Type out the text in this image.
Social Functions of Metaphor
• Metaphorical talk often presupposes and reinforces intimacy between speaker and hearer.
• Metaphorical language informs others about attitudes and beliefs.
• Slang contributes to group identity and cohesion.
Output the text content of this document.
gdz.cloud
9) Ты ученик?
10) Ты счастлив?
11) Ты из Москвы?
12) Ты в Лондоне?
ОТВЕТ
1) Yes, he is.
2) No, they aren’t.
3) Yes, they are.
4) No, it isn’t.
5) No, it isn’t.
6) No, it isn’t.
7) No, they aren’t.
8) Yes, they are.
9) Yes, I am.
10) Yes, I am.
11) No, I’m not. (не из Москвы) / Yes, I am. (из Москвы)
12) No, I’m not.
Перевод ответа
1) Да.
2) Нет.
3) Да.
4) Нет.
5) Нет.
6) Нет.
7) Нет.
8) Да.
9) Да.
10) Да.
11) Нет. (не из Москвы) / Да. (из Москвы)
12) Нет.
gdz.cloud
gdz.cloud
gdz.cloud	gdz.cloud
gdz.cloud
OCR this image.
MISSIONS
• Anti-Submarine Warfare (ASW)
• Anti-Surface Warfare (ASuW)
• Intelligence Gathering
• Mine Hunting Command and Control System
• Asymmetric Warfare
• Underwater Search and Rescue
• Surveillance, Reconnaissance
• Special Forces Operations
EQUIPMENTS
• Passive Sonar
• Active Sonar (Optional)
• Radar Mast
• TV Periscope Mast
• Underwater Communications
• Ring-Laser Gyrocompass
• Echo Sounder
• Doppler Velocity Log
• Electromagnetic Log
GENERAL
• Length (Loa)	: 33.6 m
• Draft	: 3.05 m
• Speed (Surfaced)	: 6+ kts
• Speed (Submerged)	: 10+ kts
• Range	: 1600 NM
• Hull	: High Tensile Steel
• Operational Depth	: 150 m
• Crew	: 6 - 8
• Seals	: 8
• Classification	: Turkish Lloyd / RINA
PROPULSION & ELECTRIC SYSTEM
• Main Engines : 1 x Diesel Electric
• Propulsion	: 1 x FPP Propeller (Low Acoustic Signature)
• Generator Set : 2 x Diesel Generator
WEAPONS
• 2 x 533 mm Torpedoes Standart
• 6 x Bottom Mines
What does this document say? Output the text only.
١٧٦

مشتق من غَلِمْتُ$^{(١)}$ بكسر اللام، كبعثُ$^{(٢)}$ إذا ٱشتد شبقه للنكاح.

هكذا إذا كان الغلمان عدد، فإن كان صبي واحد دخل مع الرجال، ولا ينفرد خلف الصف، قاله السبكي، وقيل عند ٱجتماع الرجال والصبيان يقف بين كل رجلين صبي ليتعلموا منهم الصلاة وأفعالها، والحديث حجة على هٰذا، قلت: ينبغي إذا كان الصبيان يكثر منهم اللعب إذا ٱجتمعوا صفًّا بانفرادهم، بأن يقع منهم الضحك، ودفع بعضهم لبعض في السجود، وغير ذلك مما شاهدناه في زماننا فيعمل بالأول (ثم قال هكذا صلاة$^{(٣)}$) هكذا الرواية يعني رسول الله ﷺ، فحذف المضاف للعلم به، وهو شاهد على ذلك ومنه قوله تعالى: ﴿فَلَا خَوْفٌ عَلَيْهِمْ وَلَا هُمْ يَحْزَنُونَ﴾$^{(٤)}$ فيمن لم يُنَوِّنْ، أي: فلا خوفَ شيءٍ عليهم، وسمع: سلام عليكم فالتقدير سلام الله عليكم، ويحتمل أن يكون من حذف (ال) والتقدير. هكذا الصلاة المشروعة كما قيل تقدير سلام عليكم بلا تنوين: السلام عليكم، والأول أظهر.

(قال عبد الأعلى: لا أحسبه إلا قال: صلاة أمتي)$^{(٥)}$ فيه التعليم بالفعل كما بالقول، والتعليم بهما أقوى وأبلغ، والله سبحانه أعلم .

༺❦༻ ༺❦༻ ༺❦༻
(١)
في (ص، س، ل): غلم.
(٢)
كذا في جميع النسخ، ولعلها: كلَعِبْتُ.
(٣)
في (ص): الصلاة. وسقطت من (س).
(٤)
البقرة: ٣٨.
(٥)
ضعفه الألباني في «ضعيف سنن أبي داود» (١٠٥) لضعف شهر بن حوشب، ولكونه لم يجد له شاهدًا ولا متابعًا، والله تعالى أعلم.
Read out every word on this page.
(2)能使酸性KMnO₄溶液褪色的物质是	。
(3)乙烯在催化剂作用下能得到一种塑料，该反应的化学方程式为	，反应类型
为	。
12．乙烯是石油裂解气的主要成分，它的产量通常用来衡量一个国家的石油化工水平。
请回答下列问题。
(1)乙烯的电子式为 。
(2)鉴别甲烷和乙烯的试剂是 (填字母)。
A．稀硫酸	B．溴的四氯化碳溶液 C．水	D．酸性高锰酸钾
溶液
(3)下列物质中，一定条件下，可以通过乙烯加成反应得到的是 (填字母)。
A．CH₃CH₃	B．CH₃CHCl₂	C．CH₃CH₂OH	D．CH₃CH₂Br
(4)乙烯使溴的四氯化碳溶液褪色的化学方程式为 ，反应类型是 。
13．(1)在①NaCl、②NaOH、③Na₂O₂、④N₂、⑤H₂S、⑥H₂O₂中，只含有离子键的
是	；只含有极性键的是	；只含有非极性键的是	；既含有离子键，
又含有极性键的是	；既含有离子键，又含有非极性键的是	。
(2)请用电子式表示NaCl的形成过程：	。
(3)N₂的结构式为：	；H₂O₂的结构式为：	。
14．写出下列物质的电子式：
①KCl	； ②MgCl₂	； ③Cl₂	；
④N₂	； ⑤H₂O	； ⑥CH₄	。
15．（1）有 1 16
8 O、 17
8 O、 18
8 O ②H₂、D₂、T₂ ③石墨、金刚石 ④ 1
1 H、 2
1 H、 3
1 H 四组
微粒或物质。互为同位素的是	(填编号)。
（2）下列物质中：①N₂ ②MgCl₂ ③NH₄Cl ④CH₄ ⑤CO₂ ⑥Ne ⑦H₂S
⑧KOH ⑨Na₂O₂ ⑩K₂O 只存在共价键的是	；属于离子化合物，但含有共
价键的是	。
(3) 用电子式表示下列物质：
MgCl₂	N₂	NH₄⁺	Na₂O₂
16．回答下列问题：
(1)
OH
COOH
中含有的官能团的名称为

[Your instructions]
Copy the material above verbatim.

[Exercise solution]
Type out the text in this image.
Social Functions of Metaphor
• Metaphorical talk often presupposes and reinforces intimacy between speaker and hearer.
• Metaphorical language informs others about attitudes and beliefs.
• Slang contributes to group identity and cohesion.
Output the text content of this document.
gdz.cloud
9) Ты ученик?
10) Ты счастлив?
11) Ты из Москвы?
12) Ты в Лондоне?
ОТВЕТ
1) Yes, he is.
2) No, they aren’t.
3) Yes, they are.
4) No, it isn’t.
5) No, it isn’t.
6) No, it isn’t.
7) No, they aren’t.
8) Yes, they are.
9) Yes, I am.
10) Yes, I am.
11) No, I’m not. (не из Москвы) / Yes, I am. (из Москвы)
12) No, I’m not.
Перевод ответа
1) Да.
2) Нет.
3) Да.
4) Нет.
5) Нет.
6) Нет.
7) Нет.
8) Да.
9) Да.
10) Да.
11) Нет. (не из Москвы) / Да. (из Москвы)
12) Нет.
gdz.cloud
gdz.cloud
gdz.cloud	gdz.cloud
gdz.cloud
OCR this image.
MISSIONS
• Anti-Submarine Warfare (ASW)
• Anti-Surface Warfare (ASuW)
• Intelligence Gathering
• Mine Hunting Command and Control System
• Asymmetric Warfare
• Underwater Search and Rescue
• Surveillance, Reconnaissance
• Special Forces Operations
EQUIPMENTS
• Passive Sonar
• Active Sonar (Optional)
• Radar Mast
• TV Periscope Mast
• Underwater Communications
• Ring-Laser Gyrocompass
• Echo Sounder
• Doppler Velocity Log
• Electromagnetic Log
GENERAL
• Length (Loa)	: 33.6 m
• Draft	: 3.05 m
• Speed (Surfaced)	: 6+ kts
• Speed (Submerged)	: 10+ kts
• Range	: 1600 NM
• Hull	: High Tensile Steel
• Operational Depth	: 150 m
• Crew	: 6 - 8
• Seals	: 8
• Classification	: Turkish Lloyd / RINA
PROPULSION & ELECTRIC SYSTEM
• Main Engines : 1 x Diesel Electric
• Propulsion	: 1 x FPP Propeller (Low Acoustic Signature)
• Generator Set : 2 x Diesel Generator
WEAPONS
• 2 x 533 mm Torpedoes Standart
• 6 x Bottom Mines
What does this document say? Output the text only.
١٧٦

مشتق من غَلِمْتُ$^{(١)}$ بكسر اللام، كبعثُ$^{(٢)}$ إذا ٱشتد شبقه للنكاح.

هكذا إذا كان الغلمان عدد، فإن كان صبي واحد دخل مع الرجال، ولا ينفرد خلف الصف، قاله السبكي، وقيل عند ٱجتماع الرجال والصبيان يقف بين كل رجلين صبي ليتعلموا منهم الصلاة وأفعالها، والحديث حجة على هٰذا، قلت: ينبغي إذا كان الصبيان يكثر منهم اللعب إذا ٱجتمعوا صفًّا بانفرادهم، بأن يقع منهم الضحك، ودفع بعضهم لبعض في السجود، وغير ذلك مما شاهدناه في زماننا فيعمل بالأول (ثم قال هكذا صلاة$^{(٣)}$) هكذا الرواية يعني رسول الله ﷺ، فحذف المضاف للعلم به، وهو شاهد على ذلك ومنه قوله تعالى: ﴿فَلَا خَوْفٌ عَلَيْهِمْ وَلَا هُمْ يَحْزَنُونَ﴾$^{(٤)}$ فيمن لم يُنَوِّنْ، أي: فلا خوفَ شيءٍ عليهم، وسمع: سلام عليكم فالتقدير سلام الله عليكم، ويحتمل أن يكون من حذف (ال) والتقدير. هكذا الصلاة المشروعة كما قيل تقدير سلام عليكم بلا تنوين: السلام عليكم، والأول أظهر.

(قال عبد الأعلى: لا أحسبه إلا قال: صلاة أمتي)$^{(٥)}$ فيه التعليم بالفعل كما بالقول، والتعليم بهما أقوى وأبلغ، والله سبحانه أعلم .

༺❦༻ ༺❦༻ ༺❦༻
(١)
في (ص، س، ل): غلم.
(٢)
كذا في جميع النسخ، ولعلها: كلَعِبْتُ.
(٣)
في (ص): الصلاة. وسقطت من (س).
(٤)
البقرة: ٣٨.
(٥)
ضعفه الألباني في «ضعيف سنن أبي داود» (١٠٥) لضعف شهر بن حوشب، ولكونه لم يجد له شاهدًا ولا متابعًا، والله تعالى أعلم.
Read out every word on this page.
(2)能使酸性KMnO₄溶液褪色的物质是	。
(3)乙烯在催化剂作用下能得到一种塑料，该反应的化学方程式为	，反应类型
为	。
12．乙烯是石油裂解气的主要成分，它的产量通常用来衡量一个国家的石油化工水平。
请回答下列问题。
(1)乙烯的电子式为 。
(2)鉴别甲烷和乙烯的试剂是 (填字母)。
A．稀硫酸	B．溴的四氯化碳溶液 C．水	D．酸性高锰酸钾
溶液
(3)下列物质中，一定条件下，可以通过乙烯加成反应得到的是 (填字母)。
A．CH₃CH₃	B．CH₃CHCl₂	C．CH₃CH₂OH	D．CH₃CH₂Br
(4)乙烯使溴的四氯化碳溶液褪色的化学方程式为 ，反应类型是 。
13．(1)在①NaCl、②NaOH、③Na₂O₂、④N₂、⑤H₂S、⑥H₂O₂中，只含有离子键的
是	；只含有极性键的是	；只含有非极性键的是	；既含有离子键，
又含有极性键的是	；既含有离子键，又含有非极性键的是	。
(2)请用电子式表示NaCl的形成过程：	。
(3)N₂的结构式为：	；H₂O₂的结构式为：	。
14．写出下列物质的电子式：
①KCl	； ②MgCl₂	； ③Cl₂	；
④N₂	； ⑤H₂O	； ⑥CH₄	。
15．（1）有 1 16
8 O、 17
8 O、 18
8 O ②H₂、D₂、T₂ ③石墨、金刚石 ④ 1
1 H、 2
1 H、 3
1 H 四组
微粒或物质。互为同位素的是	(填编号)。
（2）下列物质中：①N₂ ②MgCl₂ ③NH₄Cl ④CH₄ ⑤CO₂ ⑥Ne ⑦H₂S
⑧KOH ⑨Na₂O₂ ⑩K₂O 只存在共价键的是	；属于离子化合物，但含有共
价键的是	。
(3) 用电子式表示下列物质：
MgCl₂	N₂	NH₄⁺	Na₂O₂
16．回答下列问题：
(1)
OH
COOH
中含有的官能团的名称为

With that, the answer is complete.